Extracted data entries:
____

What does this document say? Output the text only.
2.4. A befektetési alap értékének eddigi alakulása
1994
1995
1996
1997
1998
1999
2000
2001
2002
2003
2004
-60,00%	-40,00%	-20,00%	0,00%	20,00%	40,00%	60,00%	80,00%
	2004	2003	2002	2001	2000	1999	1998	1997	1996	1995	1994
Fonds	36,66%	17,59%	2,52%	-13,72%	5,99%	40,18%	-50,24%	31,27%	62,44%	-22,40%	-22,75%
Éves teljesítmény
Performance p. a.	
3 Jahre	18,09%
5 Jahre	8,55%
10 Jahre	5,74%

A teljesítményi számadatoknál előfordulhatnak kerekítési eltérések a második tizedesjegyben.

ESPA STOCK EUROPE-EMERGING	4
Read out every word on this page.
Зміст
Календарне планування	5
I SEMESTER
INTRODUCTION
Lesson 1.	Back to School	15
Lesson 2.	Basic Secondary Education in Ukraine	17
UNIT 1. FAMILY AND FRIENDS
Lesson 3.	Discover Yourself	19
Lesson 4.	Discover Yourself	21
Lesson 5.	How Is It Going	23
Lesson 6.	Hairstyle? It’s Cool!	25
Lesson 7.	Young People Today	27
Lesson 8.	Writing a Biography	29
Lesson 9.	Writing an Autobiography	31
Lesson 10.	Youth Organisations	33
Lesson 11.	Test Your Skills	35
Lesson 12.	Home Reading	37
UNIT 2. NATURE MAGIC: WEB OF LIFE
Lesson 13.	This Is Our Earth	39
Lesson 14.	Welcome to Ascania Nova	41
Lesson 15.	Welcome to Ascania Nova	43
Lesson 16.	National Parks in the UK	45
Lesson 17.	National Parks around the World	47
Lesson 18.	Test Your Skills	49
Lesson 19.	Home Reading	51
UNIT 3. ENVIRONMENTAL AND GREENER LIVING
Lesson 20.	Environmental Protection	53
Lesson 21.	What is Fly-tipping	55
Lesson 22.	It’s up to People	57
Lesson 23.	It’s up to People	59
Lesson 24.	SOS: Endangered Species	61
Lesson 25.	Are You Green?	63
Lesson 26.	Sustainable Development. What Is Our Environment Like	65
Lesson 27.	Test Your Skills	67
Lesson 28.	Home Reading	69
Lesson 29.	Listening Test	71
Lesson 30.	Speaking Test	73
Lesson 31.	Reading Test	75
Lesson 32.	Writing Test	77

____

:: Instructions for the task ::
Find every line in the records above that contains the word "Yourself", and copy each one.

:: Answer to this exercise ::
Lesson 3.	Discover Yourself	19
Lesson 4.	Discover Yourself	21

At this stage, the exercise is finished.